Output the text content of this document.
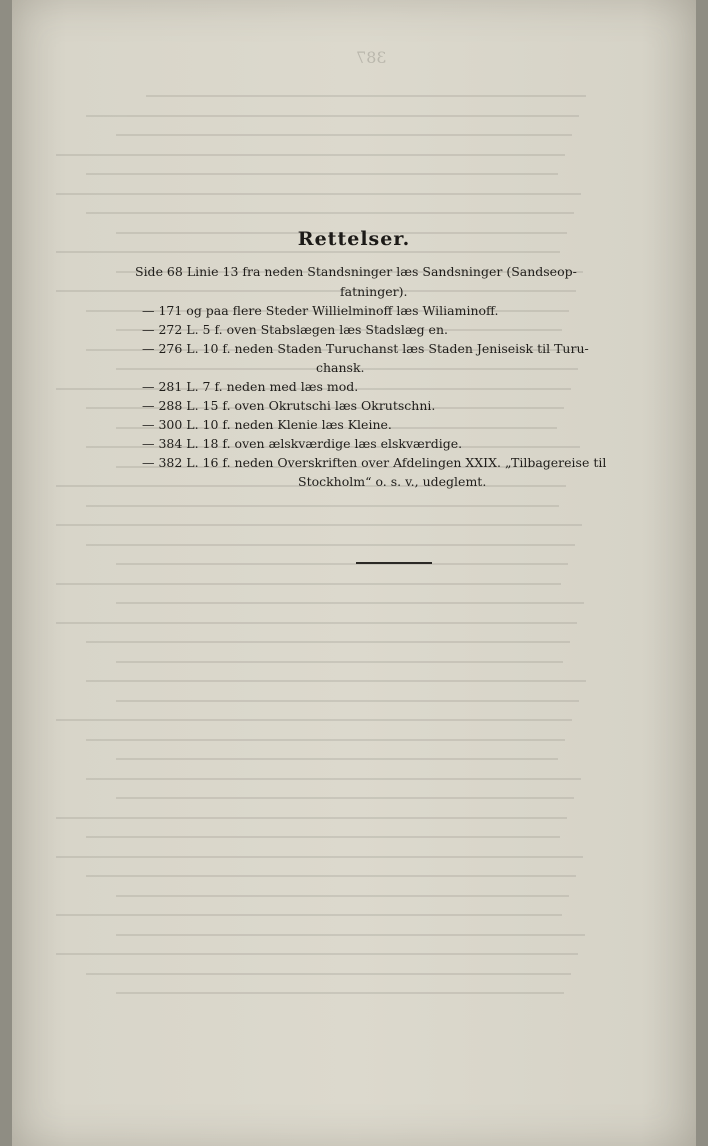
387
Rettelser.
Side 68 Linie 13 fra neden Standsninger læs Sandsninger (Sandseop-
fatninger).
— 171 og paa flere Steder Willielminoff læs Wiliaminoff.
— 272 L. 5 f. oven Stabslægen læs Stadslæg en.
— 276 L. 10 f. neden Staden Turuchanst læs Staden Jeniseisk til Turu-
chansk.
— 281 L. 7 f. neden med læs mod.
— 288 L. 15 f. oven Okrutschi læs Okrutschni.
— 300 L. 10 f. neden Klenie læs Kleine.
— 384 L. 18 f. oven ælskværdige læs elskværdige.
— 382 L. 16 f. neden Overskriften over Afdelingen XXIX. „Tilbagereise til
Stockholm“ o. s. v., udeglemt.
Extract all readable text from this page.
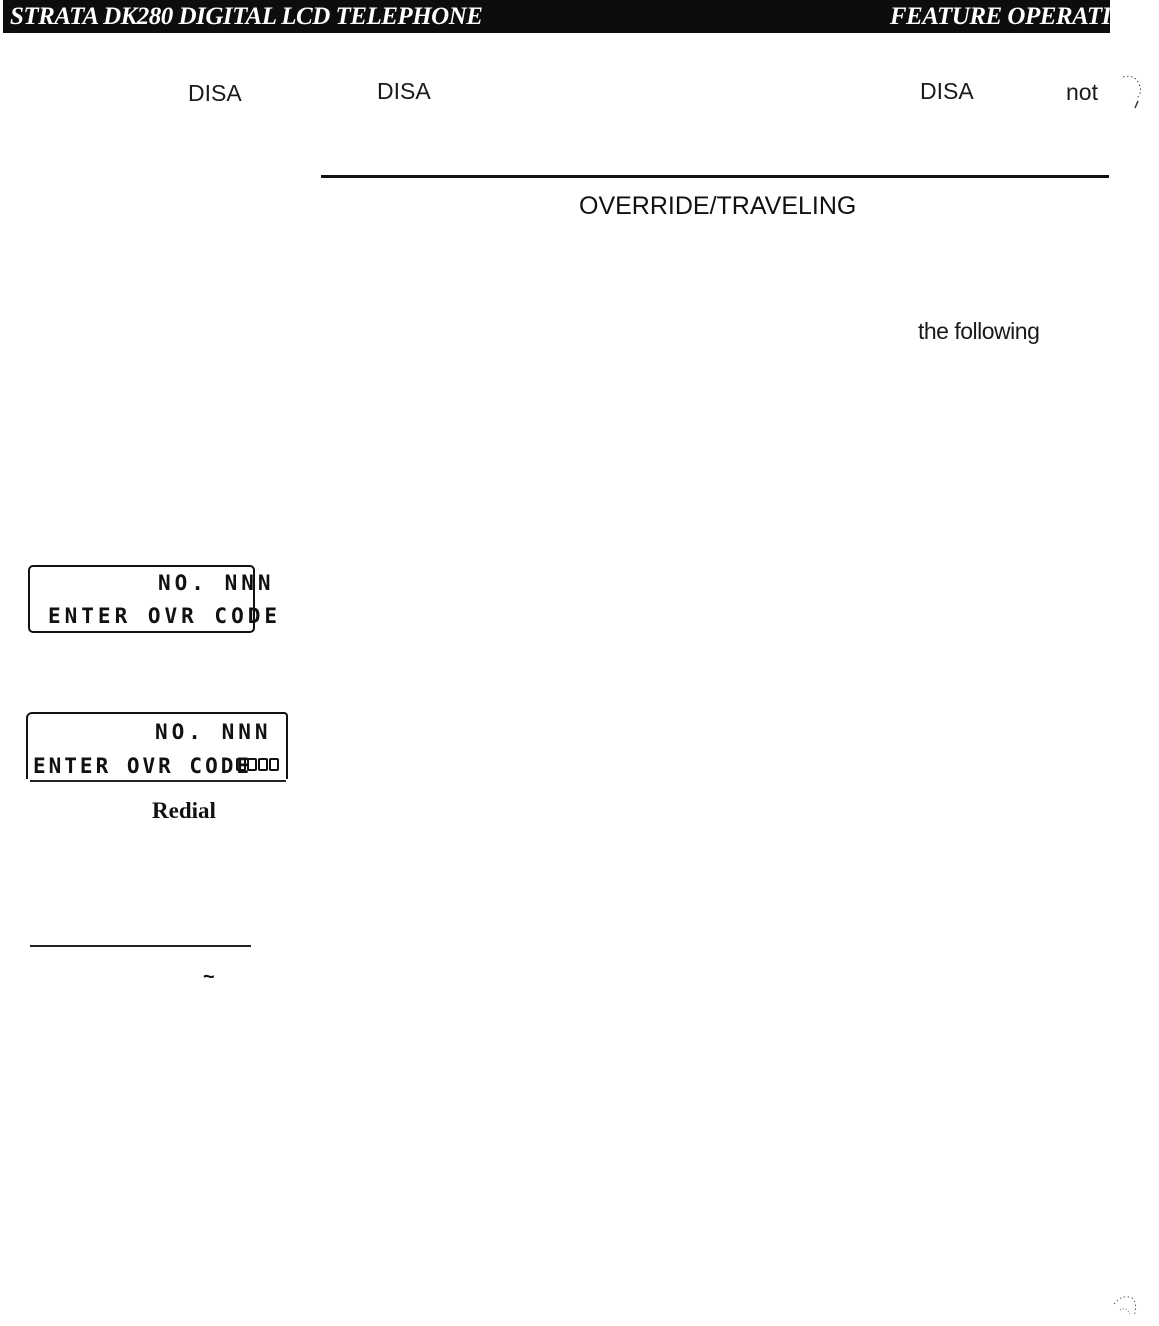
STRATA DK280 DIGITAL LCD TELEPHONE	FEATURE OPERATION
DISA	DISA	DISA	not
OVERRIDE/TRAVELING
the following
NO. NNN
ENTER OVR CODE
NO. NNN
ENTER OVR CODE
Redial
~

+ + +

Omit every picture, and otherwise quote the entries exactly.

Result of this task –
Output the text content of this document.
387
Rettelser.
Side 68 Linie 13 fra neden Standsninger læs Sandsninger (Sandseop-
fatninger).
— 171 og paa flere Steder Willielminoff læs Wiliaminoff.
— 272 L. 5 f. oven Stabslægen læs Stadslæg en.
— 276 L. 10 f. neden Staden Turuchanst læs Staden Jeniseisk til Turu-
chansk.
— 281 L. 7 f. neden med læs mod.
— 288 L. 15 f. oven Okrutschi læs Okrutschni.
— 300 L. 10 f. neden Klenie læs Kleine.
— 384 L. 18 f. oven ælskværdige læs elskværdige.
— 382 L. 16 f. neden Overskriften over Afdelingen XXIX. „Tilbagereise til
Stockholm“ o. s. v., udeglemt.
Extract all readable text from this page.
STRATA DK280 DIGITAL LCD TELEPHONE	FEATURE OPERATION
DISA	DISA	DISA	not
OVERRIDE/TRAVELING
the following
NO. NNN
ENTER OVR CODE
NO. NNN
ENTER OVR CODE
Redial
~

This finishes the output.